:: Given exercise ::
From the records below, copy every line that contains the word "Connection".

:: Data to process ::
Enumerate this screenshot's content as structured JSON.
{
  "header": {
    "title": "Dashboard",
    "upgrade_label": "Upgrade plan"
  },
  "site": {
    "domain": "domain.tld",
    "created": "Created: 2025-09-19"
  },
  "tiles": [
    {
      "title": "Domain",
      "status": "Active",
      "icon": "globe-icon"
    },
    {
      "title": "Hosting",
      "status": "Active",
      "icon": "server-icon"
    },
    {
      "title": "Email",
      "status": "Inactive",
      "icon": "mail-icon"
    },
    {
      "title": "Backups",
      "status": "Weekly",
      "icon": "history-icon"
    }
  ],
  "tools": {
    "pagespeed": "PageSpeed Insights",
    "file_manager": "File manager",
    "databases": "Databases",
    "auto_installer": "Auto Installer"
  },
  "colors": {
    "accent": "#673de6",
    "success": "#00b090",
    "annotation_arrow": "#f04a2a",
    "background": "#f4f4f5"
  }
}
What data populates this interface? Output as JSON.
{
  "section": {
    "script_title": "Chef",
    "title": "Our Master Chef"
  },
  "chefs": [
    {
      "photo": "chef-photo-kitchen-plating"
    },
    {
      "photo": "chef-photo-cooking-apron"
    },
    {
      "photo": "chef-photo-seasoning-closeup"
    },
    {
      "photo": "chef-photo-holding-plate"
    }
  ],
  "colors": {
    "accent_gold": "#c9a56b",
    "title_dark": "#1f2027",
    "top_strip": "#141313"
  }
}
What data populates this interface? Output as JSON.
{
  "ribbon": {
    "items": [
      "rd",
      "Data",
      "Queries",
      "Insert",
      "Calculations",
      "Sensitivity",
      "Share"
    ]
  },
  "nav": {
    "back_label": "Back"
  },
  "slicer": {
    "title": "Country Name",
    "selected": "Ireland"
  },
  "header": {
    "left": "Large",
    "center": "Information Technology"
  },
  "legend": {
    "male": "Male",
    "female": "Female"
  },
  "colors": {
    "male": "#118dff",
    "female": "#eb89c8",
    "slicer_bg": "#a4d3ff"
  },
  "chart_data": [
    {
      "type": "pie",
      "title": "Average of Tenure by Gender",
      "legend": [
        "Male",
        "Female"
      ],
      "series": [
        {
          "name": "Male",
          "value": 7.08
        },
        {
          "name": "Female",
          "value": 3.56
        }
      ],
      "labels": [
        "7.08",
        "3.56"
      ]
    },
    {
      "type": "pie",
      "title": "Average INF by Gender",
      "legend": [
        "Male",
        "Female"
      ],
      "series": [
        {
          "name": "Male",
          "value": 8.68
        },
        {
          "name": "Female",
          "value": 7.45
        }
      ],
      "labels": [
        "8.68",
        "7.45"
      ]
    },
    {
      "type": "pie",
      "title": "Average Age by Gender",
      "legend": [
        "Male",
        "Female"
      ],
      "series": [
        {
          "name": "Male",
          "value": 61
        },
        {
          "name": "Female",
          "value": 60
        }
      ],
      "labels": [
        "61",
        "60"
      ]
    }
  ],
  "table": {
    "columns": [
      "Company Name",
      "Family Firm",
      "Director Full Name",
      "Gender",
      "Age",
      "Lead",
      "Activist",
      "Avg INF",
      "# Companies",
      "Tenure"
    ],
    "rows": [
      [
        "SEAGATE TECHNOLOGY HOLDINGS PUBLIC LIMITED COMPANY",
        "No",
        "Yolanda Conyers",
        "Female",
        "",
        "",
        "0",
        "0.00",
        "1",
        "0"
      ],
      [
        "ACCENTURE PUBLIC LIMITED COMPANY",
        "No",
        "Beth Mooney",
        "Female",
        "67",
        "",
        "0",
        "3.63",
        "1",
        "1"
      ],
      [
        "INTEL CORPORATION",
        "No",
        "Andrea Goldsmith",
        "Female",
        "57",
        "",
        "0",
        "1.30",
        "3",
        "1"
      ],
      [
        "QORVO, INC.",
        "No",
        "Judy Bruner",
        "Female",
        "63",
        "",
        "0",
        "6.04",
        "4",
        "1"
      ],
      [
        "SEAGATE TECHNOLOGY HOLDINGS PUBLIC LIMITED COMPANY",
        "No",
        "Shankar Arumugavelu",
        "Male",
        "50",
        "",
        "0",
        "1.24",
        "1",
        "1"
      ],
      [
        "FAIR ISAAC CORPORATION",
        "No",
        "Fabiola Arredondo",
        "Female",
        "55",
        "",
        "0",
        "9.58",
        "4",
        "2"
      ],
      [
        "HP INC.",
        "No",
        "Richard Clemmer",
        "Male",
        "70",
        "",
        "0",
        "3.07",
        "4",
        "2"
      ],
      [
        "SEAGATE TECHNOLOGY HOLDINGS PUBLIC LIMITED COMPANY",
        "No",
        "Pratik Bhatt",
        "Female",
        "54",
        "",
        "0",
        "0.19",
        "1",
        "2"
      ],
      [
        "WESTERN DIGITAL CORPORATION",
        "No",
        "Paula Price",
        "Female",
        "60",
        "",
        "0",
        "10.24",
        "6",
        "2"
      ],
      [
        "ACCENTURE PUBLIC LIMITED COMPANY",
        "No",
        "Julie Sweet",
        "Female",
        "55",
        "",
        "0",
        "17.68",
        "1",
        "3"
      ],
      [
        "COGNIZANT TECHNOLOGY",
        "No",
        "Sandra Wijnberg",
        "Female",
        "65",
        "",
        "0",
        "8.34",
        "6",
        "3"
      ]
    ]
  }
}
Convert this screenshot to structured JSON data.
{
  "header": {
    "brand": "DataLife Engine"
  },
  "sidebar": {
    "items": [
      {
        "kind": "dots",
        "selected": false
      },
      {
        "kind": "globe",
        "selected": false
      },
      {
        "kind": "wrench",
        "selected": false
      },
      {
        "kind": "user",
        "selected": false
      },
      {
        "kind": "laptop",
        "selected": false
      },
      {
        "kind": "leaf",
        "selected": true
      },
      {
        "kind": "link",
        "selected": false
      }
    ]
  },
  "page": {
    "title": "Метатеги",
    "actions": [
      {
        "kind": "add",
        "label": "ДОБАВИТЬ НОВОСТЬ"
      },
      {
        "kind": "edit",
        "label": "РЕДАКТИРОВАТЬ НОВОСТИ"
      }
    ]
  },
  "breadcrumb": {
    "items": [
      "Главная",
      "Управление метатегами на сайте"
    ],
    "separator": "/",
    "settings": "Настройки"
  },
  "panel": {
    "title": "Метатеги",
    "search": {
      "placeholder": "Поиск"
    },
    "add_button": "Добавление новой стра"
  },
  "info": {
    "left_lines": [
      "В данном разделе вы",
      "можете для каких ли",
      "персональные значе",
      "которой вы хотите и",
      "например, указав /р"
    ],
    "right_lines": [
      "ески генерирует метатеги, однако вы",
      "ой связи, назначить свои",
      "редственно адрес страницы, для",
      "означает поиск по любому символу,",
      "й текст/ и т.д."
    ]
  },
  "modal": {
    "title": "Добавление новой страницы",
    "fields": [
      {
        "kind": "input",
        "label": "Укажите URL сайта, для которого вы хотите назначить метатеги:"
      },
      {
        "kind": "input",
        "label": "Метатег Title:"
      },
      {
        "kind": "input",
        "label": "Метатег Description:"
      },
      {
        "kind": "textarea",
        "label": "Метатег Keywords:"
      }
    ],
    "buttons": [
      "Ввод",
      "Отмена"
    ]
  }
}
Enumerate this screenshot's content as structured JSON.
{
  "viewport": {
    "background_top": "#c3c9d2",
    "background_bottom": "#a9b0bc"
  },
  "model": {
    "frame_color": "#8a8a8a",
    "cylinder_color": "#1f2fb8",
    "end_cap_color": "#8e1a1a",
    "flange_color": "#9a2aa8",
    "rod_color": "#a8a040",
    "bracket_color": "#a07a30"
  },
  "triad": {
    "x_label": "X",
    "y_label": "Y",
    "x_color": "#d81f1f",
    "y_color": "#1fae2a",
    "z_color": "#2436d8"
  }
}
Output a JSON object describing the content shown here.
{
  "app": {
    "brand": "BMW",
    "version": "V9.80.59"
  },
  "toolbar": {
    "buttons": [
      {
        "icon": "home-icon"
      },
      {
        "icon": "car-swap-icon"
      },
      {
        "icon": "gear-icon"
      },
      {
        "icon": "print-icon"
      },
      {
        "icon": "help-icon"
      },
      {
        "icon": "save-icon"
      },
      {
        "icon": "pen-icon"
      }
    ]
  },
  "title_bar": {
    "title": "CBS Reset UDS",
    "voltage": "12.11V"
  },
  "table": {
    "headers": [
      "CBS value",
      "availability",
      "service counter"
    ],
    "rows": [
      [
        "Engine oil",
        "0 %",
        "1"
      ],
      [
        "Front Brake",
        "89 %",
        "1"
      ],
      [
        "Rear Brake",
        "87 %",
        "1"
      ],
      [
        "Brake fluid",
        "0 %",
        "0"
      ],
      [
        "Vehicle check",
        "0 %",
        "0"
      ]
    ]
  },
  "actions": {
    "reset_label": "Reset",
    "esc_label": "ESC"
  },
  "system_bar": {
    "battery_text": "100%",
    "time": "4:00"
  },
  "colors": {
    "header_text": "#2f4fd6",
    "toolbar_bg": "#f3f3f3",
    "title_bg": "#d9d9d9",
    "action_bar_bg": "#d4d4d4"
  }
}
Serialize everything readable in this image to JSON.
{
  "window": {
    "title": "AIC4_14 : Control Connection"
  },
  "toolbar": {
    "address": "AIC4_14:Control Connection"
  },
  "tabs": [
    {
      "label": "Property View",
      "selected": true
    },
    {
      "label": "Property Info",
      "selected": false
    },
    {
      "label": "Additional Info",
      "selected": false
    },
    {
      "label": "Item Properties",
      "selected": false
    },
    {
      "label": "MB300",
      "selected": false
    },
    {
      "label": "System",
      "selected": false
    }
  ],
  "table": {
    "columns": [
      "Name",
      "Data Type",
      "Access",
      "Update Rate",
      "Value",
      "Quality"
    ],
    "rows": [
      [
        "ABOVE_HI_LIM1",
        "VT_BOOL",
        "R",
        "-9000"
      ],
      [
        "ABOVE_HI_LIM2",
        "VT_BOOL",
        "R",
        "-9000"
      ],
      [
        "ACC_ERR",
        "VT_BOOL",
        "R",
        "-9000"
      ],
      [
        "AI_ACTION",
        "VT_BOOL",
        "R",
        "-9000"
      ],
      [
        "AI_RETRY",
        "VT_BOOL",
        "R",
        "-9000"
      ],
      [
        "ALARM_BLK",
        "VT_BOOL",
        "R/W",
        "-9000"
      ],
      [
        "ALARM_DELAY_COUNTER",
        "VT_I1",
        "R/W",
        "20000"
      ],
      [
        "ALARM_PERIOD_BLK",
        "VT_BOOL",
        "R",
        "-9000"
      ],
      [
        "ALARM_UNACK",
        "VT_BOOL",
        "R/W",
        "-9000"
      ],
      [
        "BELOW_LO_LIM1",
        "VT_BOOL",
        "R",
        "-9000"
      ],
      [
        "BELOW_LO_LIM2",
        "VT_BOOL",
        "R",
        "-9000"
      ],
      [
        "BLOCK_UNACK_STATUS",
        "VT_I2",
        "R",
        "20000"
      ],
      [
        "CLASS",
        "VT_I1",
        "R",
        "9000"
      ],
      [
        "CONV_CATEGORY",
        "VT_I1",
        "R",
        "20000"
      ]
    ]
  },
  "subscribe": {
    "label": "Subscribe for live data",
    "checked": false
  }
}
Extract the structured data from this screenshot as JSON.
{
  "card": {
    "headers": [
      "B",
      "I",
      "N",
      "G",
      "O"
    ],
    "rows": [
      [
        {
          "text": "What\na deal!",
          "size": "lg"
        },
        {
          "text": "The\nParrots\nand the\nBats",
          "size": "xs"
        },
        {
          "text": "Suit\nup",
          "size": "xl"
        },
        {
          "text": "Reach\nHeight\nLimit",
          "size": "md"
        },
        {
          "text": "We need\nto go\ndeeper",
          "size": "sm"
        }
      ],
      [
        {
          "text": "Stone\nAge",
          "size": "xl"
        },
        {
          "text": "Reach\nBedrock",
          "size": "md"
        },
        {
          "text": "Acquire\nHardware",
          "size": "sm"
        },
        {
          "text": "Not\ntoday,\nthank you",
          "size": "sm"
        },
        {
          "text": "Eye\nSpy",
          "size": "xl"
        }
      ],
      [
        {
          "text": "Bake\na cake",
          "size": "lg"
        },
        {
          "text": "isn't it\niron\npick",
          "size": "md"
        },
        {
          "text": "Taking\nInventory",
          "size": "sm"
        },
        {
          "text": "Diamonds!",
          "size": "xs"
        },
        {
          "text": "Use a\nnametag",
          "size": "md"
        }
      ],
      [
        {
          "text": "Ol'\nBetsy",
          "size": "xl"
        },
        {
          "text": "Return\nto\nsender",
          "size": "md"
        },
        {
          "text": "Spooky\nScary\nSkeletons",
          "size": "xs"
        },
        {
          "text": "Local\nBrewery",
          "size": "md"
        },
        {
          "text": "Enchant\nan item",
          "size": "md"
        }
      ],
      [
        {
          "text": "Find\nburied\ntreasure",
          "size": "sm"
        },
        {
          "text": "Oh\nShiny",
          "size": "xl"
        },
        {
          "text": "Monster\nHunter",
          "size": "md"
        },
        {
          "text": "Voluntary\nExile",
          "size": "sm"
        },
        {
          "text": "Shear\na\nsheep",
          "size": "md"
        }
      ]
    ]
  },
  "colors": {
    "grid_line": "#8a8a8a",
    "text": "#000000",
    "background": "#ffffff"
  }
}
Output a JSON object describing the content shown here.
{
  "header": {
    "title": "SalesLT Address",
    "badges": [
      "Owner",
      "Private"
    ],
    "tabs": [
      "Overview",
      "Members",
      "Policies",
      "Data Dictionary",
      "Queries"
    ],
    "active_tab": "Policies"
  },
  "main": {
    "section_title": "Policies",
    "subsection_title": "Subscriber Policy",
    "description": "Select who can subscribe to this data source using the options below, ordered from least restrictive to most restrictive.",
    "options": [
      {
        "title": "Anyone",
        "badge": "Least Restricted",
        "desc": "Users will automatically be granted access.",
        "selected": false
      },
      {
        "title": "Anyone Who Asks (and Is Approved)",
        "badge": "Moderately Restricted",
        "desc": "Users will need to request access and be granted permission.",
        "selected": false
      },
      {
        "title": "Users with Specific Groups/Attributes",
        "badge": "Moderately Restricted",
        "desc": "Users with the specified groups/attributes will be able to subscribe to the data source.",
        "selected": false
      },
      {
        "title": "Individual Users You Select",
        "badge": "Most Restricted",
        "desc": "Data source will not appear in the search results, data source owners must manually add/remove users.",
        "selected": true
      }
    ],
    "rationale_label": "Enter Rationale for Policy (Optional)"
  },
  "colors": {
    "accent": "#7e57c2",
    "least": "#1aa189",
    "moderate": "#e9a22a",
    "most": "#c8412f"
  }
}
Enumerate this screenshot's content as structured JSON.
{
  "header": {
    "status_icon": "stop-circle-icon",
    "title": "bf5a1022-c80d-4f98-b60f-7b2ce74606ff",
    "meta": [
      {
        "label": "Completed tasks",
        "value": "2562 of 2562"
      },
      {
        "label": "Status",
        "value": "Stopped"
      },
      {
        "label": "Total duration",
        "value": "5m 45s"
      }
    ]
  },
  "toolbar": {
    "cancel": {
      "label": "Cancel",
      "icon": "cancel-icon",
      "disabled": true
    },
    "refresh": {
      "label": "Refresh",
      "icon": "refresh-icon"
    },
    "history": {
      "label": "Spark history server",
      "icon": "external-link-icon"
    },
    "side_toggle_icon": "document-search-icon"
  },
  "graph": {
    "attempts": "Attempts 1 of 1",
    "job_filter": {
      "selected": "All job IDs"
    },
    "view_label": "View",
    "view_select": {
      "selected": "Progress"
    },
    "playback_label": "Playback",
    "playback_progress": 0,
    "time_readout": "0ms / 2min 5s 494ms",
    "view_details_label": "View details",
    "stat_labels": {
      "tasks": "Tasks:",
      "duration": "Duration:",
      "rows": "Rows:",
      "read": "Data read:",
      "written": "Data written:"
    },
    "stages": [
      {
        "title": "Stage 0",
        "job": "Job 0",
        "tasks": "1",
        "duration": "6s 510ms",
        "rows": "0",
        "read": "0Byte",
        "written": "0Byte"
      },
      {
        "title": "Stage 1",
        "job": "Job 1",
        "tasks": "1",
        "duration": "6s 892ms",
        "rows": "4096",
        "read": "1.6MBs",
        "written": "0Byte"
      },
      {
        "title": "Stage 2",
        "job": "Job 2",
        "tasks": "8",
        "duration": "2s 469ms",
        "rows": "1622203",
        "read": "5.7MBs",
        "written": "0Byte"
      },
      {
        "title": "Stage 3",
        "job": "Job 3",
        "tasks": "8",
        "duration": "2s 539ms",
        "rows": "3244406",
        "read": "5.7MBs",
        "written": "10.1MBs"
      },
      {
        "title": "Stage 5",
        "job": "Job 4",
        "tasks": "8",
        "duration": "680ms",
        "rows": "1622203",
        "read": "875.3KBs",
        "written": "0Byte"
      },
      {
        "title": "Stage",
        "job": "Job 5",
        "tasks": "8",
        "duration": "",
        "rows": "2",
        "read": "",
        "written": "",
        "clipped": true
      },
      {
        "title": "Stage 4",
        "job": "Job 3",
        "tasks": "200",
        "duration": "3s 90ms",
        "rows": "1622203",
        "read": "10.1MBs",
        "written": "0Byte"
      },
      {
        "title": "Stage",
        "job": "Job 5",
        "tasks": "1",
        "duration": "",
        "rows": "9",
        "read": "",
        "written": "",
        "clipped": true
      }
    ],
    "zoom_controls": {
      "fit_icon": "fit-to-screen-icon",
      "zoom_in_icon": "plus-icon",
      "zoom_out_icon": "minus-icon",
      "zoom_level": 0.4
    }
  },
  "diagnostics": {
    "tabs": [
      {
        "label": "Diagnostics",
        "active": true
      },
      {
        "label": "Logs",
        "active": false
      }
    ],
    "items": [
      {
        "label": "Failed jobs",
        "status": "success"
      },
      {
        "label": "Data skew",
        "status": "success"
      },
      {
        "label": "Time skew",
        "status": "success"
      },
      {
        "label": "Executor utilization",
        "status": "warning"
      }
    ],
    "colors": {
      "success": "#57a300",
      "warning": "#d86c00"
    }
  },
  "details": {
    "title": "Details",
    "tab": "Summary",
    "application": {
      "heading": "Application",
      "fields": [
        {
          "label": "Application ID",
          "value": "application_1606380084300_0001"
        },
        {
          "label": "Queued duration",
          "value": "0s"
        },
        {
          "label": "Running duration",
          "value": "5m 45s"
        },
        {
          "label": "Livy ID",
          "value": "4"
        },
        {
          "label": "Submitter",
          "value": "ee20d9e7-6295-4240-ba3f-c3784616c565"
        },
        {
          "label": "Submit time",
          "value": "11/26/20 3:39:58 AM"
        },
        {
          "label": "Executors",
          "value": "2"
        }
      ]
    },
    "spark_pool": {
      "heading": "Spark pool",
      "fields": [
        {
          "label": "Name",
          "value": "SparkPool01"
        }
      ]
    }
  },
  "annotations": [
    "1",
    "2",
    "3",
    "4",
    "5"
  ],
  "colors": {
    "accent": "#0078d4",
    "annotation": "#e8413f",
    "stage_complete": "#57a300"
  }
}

:: Complete response ::
    "title": "AIC4_14 : Control Connection"
    "address": "AIC4_14:Control Connection"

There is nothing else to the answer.